» WORK TO BE COMPLETED:
From the listing, collect all lines containing the word "addresses".

» EXTRACTED RECORDS:
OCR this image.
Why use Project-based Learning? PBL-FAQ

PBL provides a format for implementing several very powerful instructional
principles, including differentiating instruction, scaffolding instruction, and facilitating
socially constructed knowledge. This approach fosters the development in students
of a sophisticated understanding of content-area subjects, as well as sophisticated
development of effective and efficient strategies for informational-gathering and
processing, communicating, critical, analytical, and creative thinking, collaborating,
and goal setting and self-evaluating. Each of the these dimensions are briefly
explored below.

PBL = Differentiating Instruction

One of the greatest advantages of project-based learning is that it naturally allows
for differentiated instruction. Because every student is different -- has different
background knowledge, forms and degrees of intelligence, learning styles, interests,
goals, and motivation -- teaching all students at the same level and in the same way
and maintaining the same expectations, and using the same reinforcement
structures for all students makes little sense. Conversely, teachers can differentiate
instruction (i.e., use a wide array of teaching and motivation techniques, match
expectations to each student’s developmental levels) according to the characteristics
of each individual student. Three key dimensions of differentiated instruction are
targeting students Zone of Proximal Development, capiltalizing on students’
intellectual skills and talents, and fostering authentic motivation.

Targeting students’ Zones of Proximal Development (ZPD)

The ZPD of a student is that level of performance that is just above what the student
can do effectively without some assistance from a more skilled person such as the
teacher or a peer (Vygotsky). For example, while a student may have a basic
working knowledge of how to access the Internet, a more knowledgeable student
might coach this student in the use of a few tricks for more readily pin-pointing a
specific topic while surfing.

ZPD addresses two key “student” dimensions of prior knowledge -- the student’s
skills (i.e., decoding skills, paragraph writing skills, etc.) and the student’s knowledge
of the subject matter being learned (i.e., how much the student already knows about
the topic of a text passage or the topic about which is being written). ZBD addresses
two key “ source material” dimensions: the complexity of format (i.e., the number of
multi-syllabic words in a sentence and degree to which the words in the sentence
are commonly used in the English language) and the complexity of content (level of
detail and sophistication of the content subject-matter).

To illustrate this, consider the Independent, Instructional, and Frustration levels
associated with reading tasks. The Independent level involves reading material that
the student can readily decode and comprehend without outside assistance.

» CORRECT ANSWER:
ZPD addresses two key “student” dimensions of prior knowledge -- the student’s
the topic of a text passage or the topic about which is being written). ZBD addresses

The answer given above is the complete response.